* begin DATASET EXTRACT *

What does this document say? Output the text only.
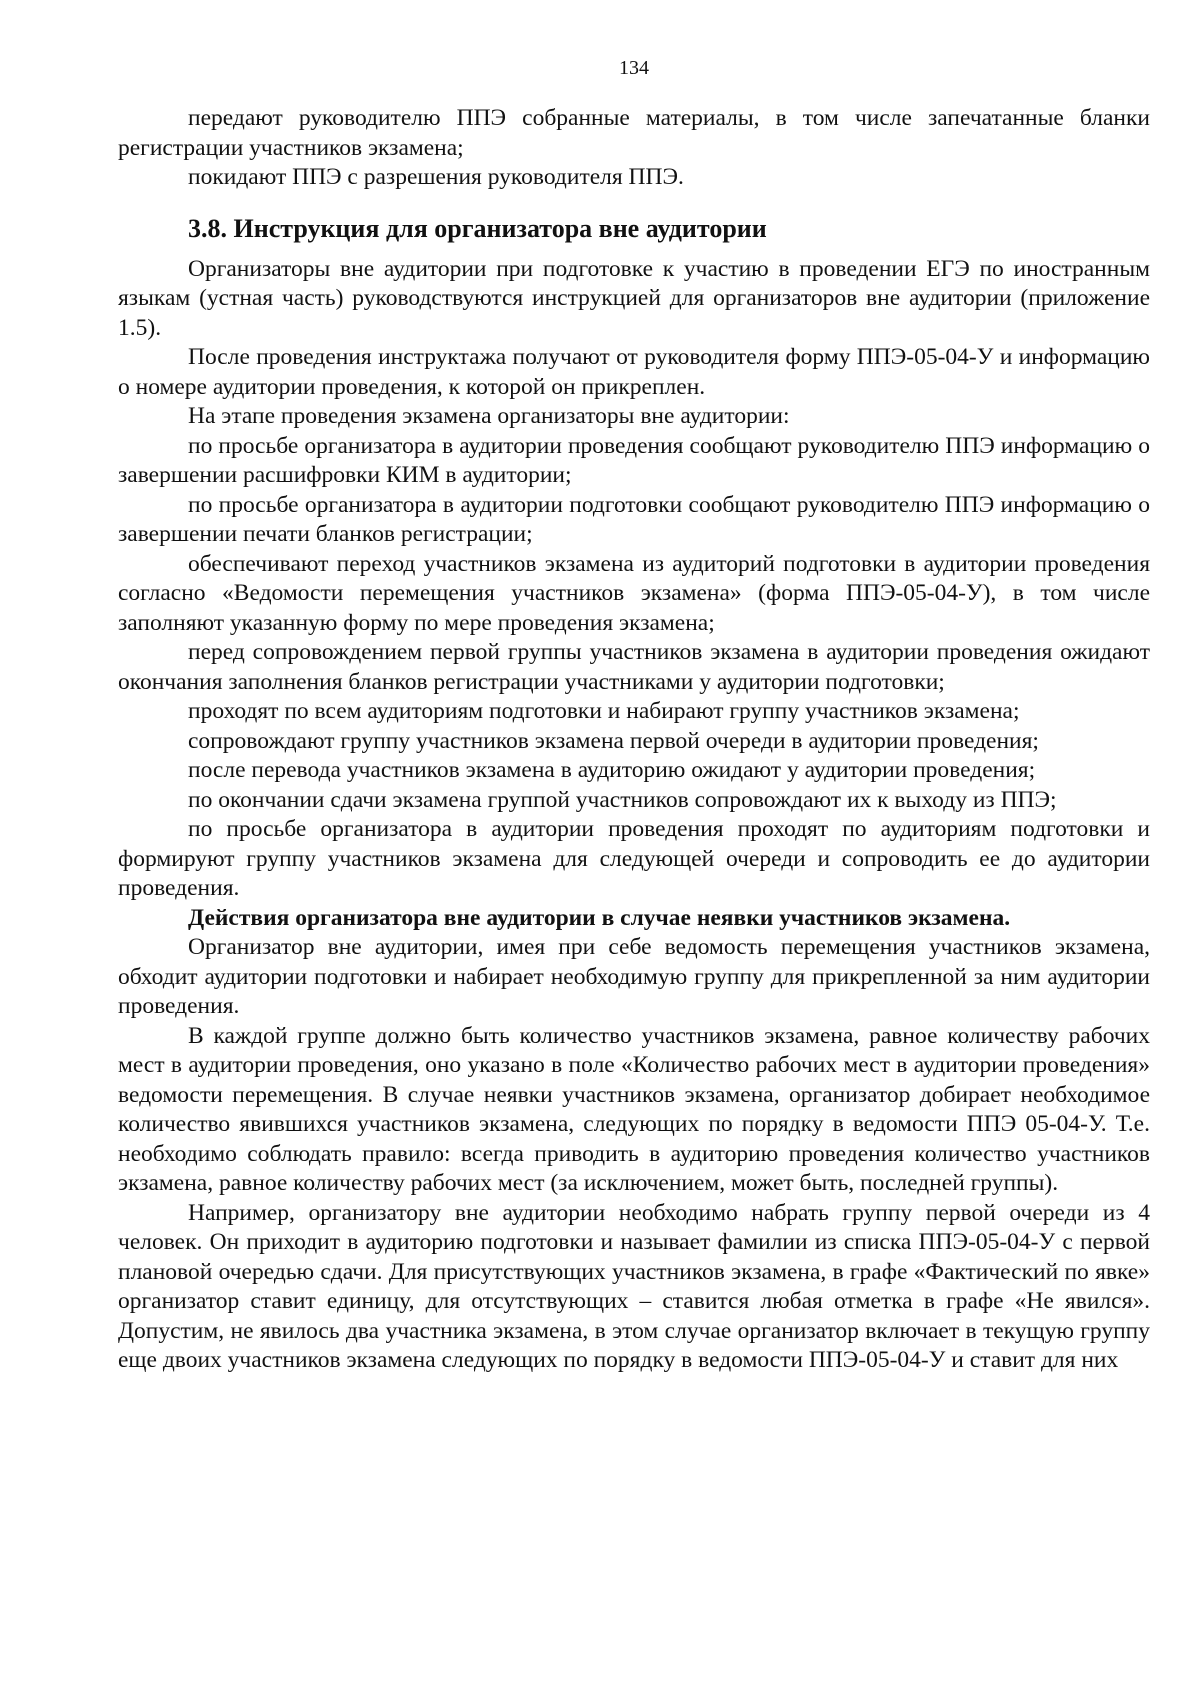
134

передают руководителю ППЭ собранные материалы, в том числе запечатанные бланки регистрации участников экзамена;

покидают ППЭ с разрешения руководителя ППЭ.

3.8. Инструкция для организатора вне аудитории

Организаторы вне аудитории при подготовке к участию в проведении ЕГЭ по иностранным языкам (устная часть) руководствуются инструкцией для организаторов вне аудитории (приложение 1.5).

После проведения инструктажа получают от руководителя форму ППЭ-05-04-У и информацию о номере аудитории проведения, к которой он прикреплен.

На этапе проведения экзамена организаторы вне аудитории:

по просьбе организатора в аудитории проведения сообщают руководителю ППЭ информацию о завершении расшифровки КИМ в аудитории;

по просьбе организатора в аудитории подготовки сообщают руководителю ППЭ информацию о завершении печати бланков регистрации;

обеспечивают переход участников экзамена из аудиторий подготовки в аудитории проведения согласно «Ведомости перемещения участников экзамена» (форма ППЭ-05-04-У), в том числе заполняют указанную форму по мере проведения экзамена;

перед сопровождением первой группы участников экзамена в аудитории проведения ожидают окончания заполнения бланков регистрации участниками у аудитории подготовки;

проходят по всем аудиториям подготовки и набирают группу участников экзамена;

сопровождают группу участников экзамена первой очереди в аудитории проведения;

после перевода участников экзамена в аудиторию ожидают у аудитории проведения;

по окончании сдачи экзамена группой участников сопровождают их к выходу из ППЭ;

по просьбе организатора в аудитории проведения проходят по аудиториям подготовки и формируют группу участников экзамена для следующей очереди и сопроводить ее до аудитории проведения.

Действия организатора вне аудитории в случае неявки участников экзамена.

Организатор вне аудитории, имея при себе ведомость перемещения участников экзамена, обходит аудитории подготовки и набирает необходимую группу для прикрепленной за ним аудитории проведения.

В каждой группе должно быть количество участников экзамена, равное количеству рабочих мест в аудитории проведения, оно указано в поле «Количество рабочих мест в аудитории проведения» ведомости перемещения. В случае неявки участников экзамена, организатор добирает необходимое количество явившихся участников экзамена, следующих по порядку в ведомости ППЭ 05-04-У. Т.е. необходимо соблюдать правило: всегда приводить в аудиторию проведения количество участников экзамена, равное количеству рабочих мест (за исключением, может быть, последней группы).

Например, организатору вне аудитории необходимо набрать группу первой очереди из 4 человек. Он приходит в аудиторию подготовки и называет фамилии из списка ППЭ-05-04-У с первой плановой очередью сдачи. Для присутствующих участников экзамена, в графе «Фактический по явке» организатор ставит единицу, для отсутствующих – ставится любая отметка в графе «Не явился». Допустим, не явилось два участника экзамена, в этом случае организатор включает в текущую группу еще двоих участников экзамена следующих по порядку в ведомости ППЭ-05-04-У и ставит для них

* end DATASET EXTRACT *

PROBLEM DETAILS:
Print out the material word for word, omitting the pictures.

ANSWER:
What does this document say? Output the text only.
134

передают руководителю ППЭ собранные материалы, в том числе запечатанные бланки регистрации участников экзамена;

покидают ППЭ с разрешения руководителя ППЭ.

3.8. Инструкция для организатора вне аудитории

Организаторы вне аудитории при подготовке к участию в проведении ЕГЭ по иностранным языкам (устная часть) руководствуются инструкцией для организаторов вне аудитории (приложение 1.5).

После проведения инструктажа получают от руководителя форму ППЭ-05-04-У и информацию о номере аудитории проведения, к которой он прикреплен.

На этапе проведения экзамена организаторы вне аудитории:

по просьбе организатора в аудитории проведения сообщают руководителю ППЭ информацию о завершении расшифровки КИМ в аудитории;

по просьбе организатора в аудитории подготовки сообщают руководителю ППЭ информацию о завершении печати бланков регистрации;

обеспечивают переход участников экзамена из аудиторий подготовки в аудитории проведения согласно «Ведомости перемещения участников экзамена» (форма ППЭ-05-04-У), в том числе заполняют указанную форму по мере проведения экзамена;

перед сопровождением первой группы участников экзамена в аудитории проведения ожидают окончания заполнения бланков регистрации участниками у аудитории подготовки;

проходят по всем аудиториям подготовки и набирают группу участников экзамена;

сопровождают группу участников экзамена первой очереди в аудитории проведения;

после перевода участников экзамена в аудиторию ожидают у аудитории проведения;

по окончании сдачи экзамена группой участников сопровождают их к выходу из ППЭ;

по просьбе организатора в аудитории проведения проходят по аудиториям подготовки и формируют группу участников экзамена для следующей очереди и сопроводить ее до аудитории проведения.

Действия организатора вне аудитории в случае неявки участников экзамена.

Организатор вне аудитории, имея при себе ведомость перемещения участников экзамена, обходит аудитории подготовки и набирает необходимую группу для прикрепленной за ним аудитории проведения.

В каждой группе должно быть количество участников экзамена, равное количеству рабочих мест в аудитории проведения, оно указано в поле «Количество рабочих мест в аудитории проведения» ведомости перемещения. В случае неявки участников экзамена, организатор добирает необходимое количество явившихся участников экзамена, следующих по порядку в ведомости ППЭ 05-04-У. Т.е. необходимо соблюдать правило: всегда приводить в аудиторию проведения количество участников экзамена, равное количеству рабочих мест (за исключением, может быть, последней группы).

Например, организатору вне аудитории необходимо набрать группу первой очереди из 4 человек. Он приходит в аудиторию подготовки и называет фамилии из списка ППЭ-05-04-У с первой плановой очередью сдачи. Для присутствующих участников экзамена, в графе «Фактический по явке» организатор ставит единицу, для отсутствующих – ставится любая отметка в графе «Не явился». Допустим, не явилось два участника экзамена, в этом случае организатор включает в текущую группу еще двоих участников экзамена следующих по порядку в ведомости ППЭ-05-04-У и ставит для них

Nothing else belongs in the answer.